-- start --

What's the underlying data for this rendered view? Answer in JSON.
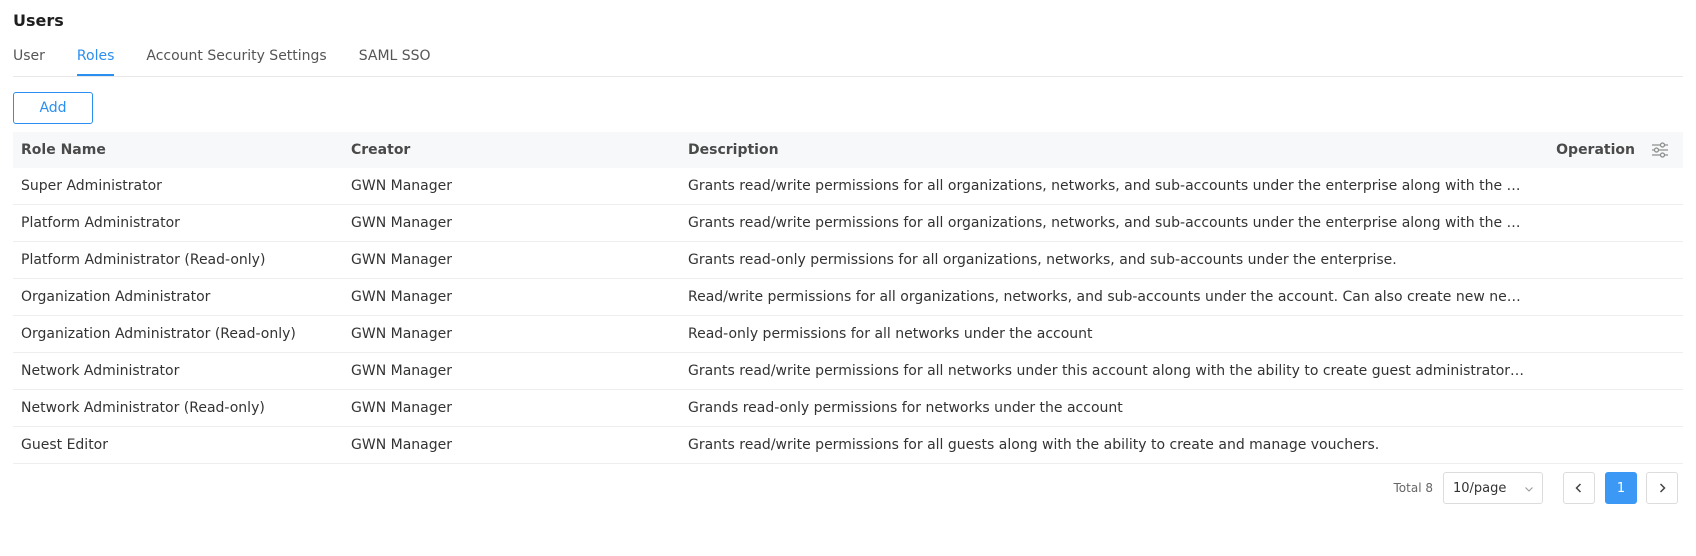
{
  "page": {
    "title": "Users"
  },
  "tabs": [
    {
      "label": "User",
      "active": false
    },
    {
      "label": "Roles",
      "active": true
    },
    {
      "label": "Account Security Settings",
      "active": false
    },
    {
      "label": "SAML SSO",
      "active": false
    }
  ],
  "toolbar": {
    "add_label": "Add"
  },
  "table": {
    "headers": {
      "role_name": "Role Name",
      "creator": "Creator",
      "description": "Description",
      "operation": "Operation"
    },
    "rows": [
      {
        "role_name": "Super Administrator",
        "creator": "GWN Manager",
        "description": "Grants read/write permissions for all organizations, networks, and sub-accounts under the enterprise along with the ability to cr..."
      },
      {
        "role_name": "Platform Administrator",
        "creator": "GWN Manager",
        "description": "Grants read/write permissions for all organizations, networks, and sub-accounts under the enterprise along with the ability to cr..."
      },
      {
        "role_name": "Platform Administrator (Read-only)",
        "creator": "GWN Manager",
        "description": "Grants read-only permissions for all organizations, networks, and sub-accounts under the enterprise."
      },
      {
        "role_name": "Organization Administrator",
        "creator": "GWN Manager",
        "description": "Read/write permissions for all organizations, networks, and sub-accounts under the account. Can also create new networks and ..."
      },
      {
        "role_name": "Organization Administrator (Read-only)",
        "creator": "GWN Manager",
        "description": "Read-only permissions for all networks under the account"
      },
      {
        "role_name": "Network Administrator",
        "creator": "GWN Manager",
        "description": "Grants read/write permissions for all networks under this account along with the ability to create guest administrators for their ..."
      },
      {
        "role_name": "Network Administrator (Read-only)",
        "creator": "GWN Manager",
        "description": "Grands read-only permissions for networks under the account"
      },
      {
        "role_name": "Guest Editor",
        "creator": "GWN Manager",
        "description": "Grants read/write permissions for all guests along with the ability to create and manage vouchers."
      }
    ]
  },
  "pagination": {
    "total_label": "Total 8",
    "page_size": "10/page",
    "current_page": "1"
  },
  "icons": {
    "filter": "column-settings-icon",
    "page_size": "chevron-down-icon",
    "prev": "chevron-left-icon",
    "next": "chevron-right-icon"
  },
  "colors": {
    "accent": "#2a8ff0",
    "header_bg": "#f7f8fa",
    "current_page_bg": "#3b99f5"
  }
}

-- end --

Report the number of lines of the listing above that hold the string "write", with no other text.

> **RESULT**
5